**Exercise description:** Write out the whole listing, matching it exactly.

====== Information given ======

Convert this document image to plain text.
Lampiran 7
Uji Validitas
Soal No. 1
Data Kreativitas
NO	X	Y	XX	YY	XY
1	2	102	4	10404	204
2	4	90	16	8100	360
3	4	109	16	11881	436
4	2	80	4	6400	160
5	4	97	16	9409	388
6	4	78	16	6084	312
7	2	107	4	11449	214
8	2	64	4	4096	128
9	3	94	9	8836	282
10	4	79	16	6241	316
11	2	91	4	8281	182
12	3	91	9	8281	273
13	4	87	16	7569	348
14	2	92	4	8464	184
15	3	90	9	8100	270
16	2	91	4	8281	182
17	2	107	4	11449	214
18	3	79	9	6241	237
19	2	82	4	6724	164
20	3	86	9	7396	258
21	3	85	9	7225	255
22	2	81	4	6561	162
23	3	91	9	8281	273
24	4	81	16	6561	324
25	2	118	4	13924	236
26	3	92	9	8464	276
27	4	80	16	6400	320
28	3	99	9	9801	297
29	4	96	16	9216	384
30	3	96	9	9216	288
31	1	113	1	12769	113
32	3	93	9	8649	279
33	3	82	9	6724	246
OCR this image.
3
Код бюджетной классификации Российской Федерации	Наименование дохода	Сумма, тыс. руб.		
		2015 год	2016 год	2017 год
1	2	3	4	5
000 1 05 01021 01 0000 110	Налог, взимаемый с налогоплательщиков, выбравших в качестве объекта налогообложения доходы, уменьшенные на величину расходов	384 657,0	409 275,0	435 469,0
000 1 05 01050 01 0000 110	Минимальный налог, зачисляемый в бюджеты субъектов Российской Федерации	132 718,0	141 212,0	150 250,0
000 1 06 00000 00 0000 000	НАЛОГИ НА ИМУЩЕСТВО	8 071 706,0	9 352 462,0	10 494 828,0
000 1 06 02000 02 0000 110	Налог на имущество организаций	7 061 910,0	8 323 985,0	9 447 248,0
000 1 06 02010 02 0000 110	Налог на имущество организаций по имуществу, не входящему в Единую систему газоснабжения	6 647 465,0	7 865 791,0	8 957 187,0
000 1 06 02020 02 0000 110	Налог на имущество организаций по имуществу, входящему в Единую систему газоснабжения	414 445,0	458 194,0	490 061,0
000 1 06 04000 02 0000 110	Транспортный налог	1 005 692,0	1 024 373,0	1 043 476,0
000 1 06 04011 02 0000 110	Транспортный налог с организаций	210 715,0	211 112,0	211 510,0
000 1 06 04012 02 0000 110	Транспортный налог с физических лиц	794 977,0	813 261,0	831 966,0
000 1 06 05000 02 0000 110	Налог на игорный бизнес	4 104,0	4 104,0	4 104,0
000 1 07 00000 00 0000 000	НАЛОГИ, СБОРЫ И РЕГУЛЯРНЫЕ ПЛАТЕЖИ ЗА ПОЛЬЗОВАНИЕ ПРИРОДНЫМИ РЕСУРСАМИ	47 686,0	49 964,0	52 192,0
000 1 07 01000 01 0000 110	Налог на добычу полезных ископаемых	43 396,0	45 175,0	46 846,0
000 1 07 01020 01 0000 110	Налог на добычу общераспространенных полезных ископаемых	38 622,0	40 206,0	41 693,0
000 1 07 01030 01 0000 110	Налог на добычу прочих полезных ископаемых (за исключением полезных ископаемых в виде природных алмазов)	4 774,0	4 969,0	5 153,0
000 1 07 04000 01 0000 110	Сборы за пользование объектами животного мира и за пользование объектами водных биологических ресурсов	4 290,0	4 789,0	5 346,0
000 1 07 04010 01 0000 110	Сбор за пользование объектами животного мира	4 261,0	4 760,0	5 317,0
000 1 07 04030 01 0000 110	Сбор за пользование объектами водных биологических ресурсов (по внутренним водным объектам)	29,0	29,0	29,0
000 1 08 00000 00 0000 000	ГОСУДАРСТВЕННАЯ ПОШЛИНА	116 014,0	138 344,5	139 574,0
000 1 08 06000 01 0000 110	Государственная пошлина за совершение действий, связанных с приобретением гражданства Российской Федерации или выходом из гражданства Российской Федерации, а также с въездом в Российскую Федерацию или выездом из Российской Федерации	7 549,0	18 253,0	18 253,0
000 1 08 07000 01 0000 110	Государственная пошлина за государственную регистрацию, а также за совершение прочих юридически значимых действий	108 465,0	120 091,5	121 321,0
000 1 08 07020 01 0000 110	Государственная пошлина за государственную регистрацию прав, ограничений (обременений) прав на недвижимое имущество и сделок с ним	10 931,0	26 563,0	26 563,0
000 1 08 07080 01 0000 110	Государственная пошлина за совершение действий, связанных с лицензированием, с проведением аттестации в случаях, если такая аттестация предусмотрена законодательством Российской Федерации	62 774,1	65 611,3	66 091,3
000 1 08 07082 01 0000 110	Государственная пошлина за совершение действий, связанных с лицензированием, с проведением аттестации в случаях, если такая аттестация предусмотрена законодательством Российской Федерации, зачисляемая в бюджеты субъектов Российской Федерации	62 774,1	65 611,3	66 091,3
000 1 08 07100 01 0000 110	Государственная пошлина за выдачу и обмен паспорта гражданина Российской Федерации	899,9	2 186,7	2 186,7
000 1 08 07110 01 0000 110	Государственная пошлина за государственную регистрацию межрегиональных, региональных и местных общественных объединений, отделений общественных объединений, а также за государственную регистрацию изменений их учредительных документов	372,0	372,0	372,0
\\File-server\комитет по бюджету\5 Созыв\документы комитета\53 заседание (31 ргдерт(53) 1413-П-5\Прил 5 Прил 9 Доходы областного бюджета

======

**Solution for this exercise:**
Convert this document image to plain text.
Lampiran 7
Uji Validitas
Soal No. 1
Data Kreativitas
NO	X	Y	XX	YY	XY
1	2	102	4	10404	204
2	4	90	16	8100	360
3	4	109	16	11881	436
4	2	80	4	6400	160
5	4	97	16	9409	388
6	4	78	16	6084	312
7	2	107	4	11449	214
8	2	64	4	4096	128
9	3	94	9	8836	282
10	4	79	16	6241	316
11	2	91	4	8281	182
12	3	91	9	8281	273
13	4	87	16	7569	348
14	2	92	4	8464	184
15	3	90	9	8100	270
16	2	91	4	8281	182
17	2	107	4	11449	214
18	3	79	9	6241	237
19	2	82	4	6724	164
20	3	86	9	7396	258
21	3	85	9	7225	255
22	2	81	4	6561	162
23	3	91	9	8281	273
24	4	81	16	6561	324
25	2	118	4	13924	236
26	3	92	9	8464	276
27	4	80	16	6400	320
28	3	99	9	9801	297
29	4	96	16	9216	384
30	3	96	9	9216	288
31	1	113	1	12769	113
32	3	93	9	8649	279
33	3	82	9	6724	246
OCR this image.
3
Код бюджетной классификации Российской Федерации	Наименование дохода	Сумма, тыс. руб.		
		2015 год	2016 год	2017 год
1	2	3	4	5
000 1 05 01021 01 0000 110	Налог, взимаемый с налогоплательщиков, выбравших в качестве объекта налогообложения доходы, уменьшенные на величину расходов	384 657,0	409 275,0	435 469,0
000 1 05 01050 01 0000 110	Минимальный налог, зачисляемый в бюджеты субъектов Российской Федерации	132 718,0	141 212,0	150 250,0
000 1 06 00000 00 0000 000	НАЛОГИ НА ИМУЩЕСТВО	8 071 706,0	9 352 462,0	10 494 828,0
000 1 06 02000 02 0000 110	Налог на имущество организаций	7 061 910,0	8 323 985,0	9 447 248,0
000 1 06 02010 02 0000 110	Налог на имущество организаций по имуществу, не входящему в Единую систему газоснабжения	6 647 465,0	7 865 791,0	8 957 187,0
000 1 06 02020 02 0000 110	Налог на имущество организаций по имуществу, входящему в Единую систему газоснабжения	414 445,0	458 194,0	490 061,0
000 1 06 04000 02 0000 110	Транспортный налог	1 005 692,0	1 024 373,0	1 043 476,0
000 1 06 04011 02 0000 110	Транспортный налог с организаций	210 715,0	211 112,0	211 510,0
000 1 06 04012 02 0000 110	Транспортный налог с физических лиц	794 977,0	813 261,0	831 966,0
000 1 06 05000 02 0000 110	Налог на игорный бизнес	4 104,0	4 104,0	4 104,0
000 1 07 00000 00 0000 000	НАЛОГИ, СБОРЫ И РЕГУЛЯРНЫЕ ПЛАТЕЖИ ЗА ПОЛЬЗОВАНИЕ ПРИРОДНЫМИ РЕСУРСАМИ	47 686,0	49 964,0	52 192,0
000 1 07 01000 01 0000 110	Налог на добычу полезных ископаемых	43 396,0	45 175,0	46 846,0
000 1 07 01020 01 0000 110	Налог на добычу общераспространенных полезных ископаемых	38 622,0	40 206,0	41 693,0
000 1 07 01030 01 0000 110	Налог на добычу прочих полезных ископаемых (за исключением полезных ископаемых в виде природных алмазов)	4 774,0	4 969,0	5 153,0
000 1 07 04000 01 0000 110	Сборы за пользование объектами животного мира и за пользование объектами водных биологических ресурсов	4 290,0	4 789,0	5 346,0
000 1 07 04010 01 0000 110	Сбор за пользование объектами животного мира	4 261,0	4 760,0	5 317,0
000 1 07 04030 01 0000 110	Сбор за пользование объектами водных биологических ресурсов (по внутренним водным объектам)	29,0	29,0	29,0
000 1 08 00000 00 0000 000	ГОСУДАРСТВЕННАЯ ПОШЛИНА	116 014,0	138 344,5	139 574,0
000 1 08 06000 01 0000 110	Государственная пошлина за совершение действий, связанных с приобретением гражданства Российской Федерации или выходом из гражданства Российской Федерации, а также с въездом в Российскую Федерацию или выездом из Российской Федерации	7 549,0	18 253,0	18 253,0
000 1 08 07000 01 0000 110	Государственная пошлина за государственную регистрацию, а также за совершение прочих юридически значимых действий	108 465,0	120 091,5	121 321,0
000 1 08 07020 01 0000 110	Государственная пошлина за государственную регистрацию прав, ограничений (обременений) прав на недвижимое имущество и сделок с ним	10 931,0	26 563,0	26 563,0
000 1 08 07080 01 0000 110	Государственная пошлина за совершение действий, связанных с лицензированием, с проведением аттестации в случаях, если такая аттестация предусмотрена законодательством Российской Федерации	62 774,1	65 611,3	66 091,3
000 1 08 07082 01 0000 110	Государственная пошлина за совершение действий, связанных с лицензированием, с проведением аттестации в случаях, если такая аттестация предусмотрена законодательством Российской Федерации, зачисляемая в бюджеты субъектов Российской Федерации	62 774,1	65 611,3	66 091,3
000 1 08 07100 01 0000 110	Государственная пошлина за выдачу и обмен паспорта гражданина Российской Федерации	899,9	2 186,7	2 186,7
000 1 08 07110 01 0000 110	Государственная пошлина за государственную регистрацию межрегиональных, региональных и местных общественных объединений, отделений общественных объединений, а также за государственную регистрацию изменений их учредительных документов	372,0	372,0	372,0
\\File-server\комитет по бюджету\5 Созыв\документы комитета\53 заседание (31 ргдерт(53) 1413-П-5\Прил 5 Прил 9 Доходы областного бюджета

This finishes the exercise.